- _Exercise objective_: For this exercise, repeat all of the material verbatim apart from its images.

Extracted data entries
####################
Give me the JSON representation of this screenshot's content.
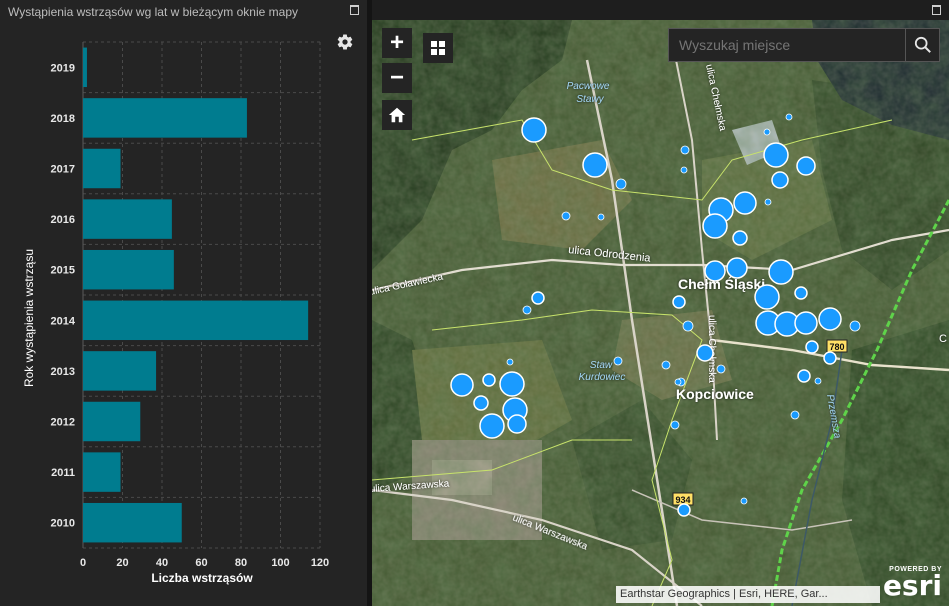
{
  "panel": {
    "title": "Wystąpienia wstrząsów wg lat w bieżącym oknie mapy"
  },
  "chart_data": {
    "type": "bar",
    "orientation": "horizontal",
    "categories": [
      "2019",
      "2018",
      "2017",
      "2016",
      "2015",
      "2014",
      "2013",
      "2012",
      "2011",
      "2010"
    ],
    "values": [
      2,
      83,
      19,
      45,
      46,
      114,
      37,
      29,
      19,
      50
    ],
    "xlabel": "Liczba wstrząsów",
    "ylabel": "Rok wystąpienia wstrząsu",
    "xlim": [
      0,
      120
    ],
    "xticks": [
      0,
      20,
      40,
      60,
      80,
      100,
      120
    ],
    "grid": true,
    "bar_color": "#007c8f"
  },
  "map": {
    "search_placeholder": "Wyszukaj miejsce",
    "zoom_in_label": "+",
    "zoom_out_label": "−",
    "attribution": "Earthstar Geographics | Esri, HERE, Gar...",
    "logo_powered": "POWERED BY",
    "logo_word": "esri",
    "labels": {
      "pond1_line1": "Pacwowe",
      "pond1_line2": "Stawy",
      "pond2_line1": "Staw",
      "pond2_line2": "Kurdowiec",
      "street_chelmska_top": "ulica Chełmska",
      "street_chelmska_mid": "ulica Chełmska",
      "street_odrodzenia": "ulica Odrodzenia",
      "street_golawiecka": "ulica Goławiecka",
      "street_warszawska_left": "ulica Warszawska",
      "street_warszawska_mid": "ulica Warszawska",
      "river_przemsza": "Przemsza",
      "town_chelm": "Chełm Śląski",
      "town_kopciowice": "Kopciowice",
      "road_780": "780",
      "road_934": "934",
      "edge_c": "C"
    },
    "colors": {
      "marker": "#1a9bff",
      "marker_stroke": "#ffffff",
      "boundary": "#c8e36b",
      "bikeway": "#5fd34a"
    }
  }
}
####################
- _Worked answer_:
Give me the JSON representation of this screenshot's content.
{
  "panel": {
    "title": "Wystąpienia wstrząsów wg lat w bieżącym oknie mapy"
  },
  "chart_data": {
    "type": "bar",
    "orientation": "horizontal",
    "categories": [
      "2019",
      "2018",
      "2017",
      "2016",
      "2015",
      "2014",
      "2013",
      "2012",
      "2011",
      "2010"
    ],
    "values": [
      2,
      83,
      19,
      45,
      46,
      114,
      37,
      29,
      19,
      50
    ],
    "xlabel": "Liczba wstrząsów",
    "ylabel": "Rok wystąpienia wstrząsu",
    "xlim": [
      0,
      120
    ],
    "xticks": [
      0,
      20,
      40,
      60,
      80,
      100,
      120
    ],
    "grid": true,
    "bar_color": "#007c8f"
  },
  "map": {
    "search_placeholder": "Wyszukaj miejsce",
    "zoom_in_label": "+",
    "zoom_out_label": "−",
    "attribution": "Earthstar Geographics | Esri, HERE, Gar...",
    "logo_powered": "POWERED BY",
    "logo_word": "esri",
    "labels": {
      "pond1_line1": "Pacwowe",
      "pond1_line2": "Stawy",
      "pond2_line1": "Staw",
      "pond2_line2": "Kurdowiec",
      "street_chelmska_top": "ulica Chełmska",
      "street_chelmska_mid": "ulica Chełmska",
      "street_odrodzenia": "ulica Odrodzenia",
      "street_golawiecka": "ulica Goławiecka",
      "street_warszawska_left": "ulica Warszawska",
      "street_warszawska_mid": "ulica Warszawska",
      "river_przemsza": "Przemsza",
      "town_chelm": "Chełm Śląski",
      "town_kopciowice": "Kopciowice",
      "road_780": "780",
      "road_934": "934",
      "edge_c": "C"
    },
    "colors": {
      "marker": "#1a9bff",
      "marker_stroke": "#ffffff",
      "boundary": "#c8e36b",
      "bikeway": "#5fd34a"
    }
  }
}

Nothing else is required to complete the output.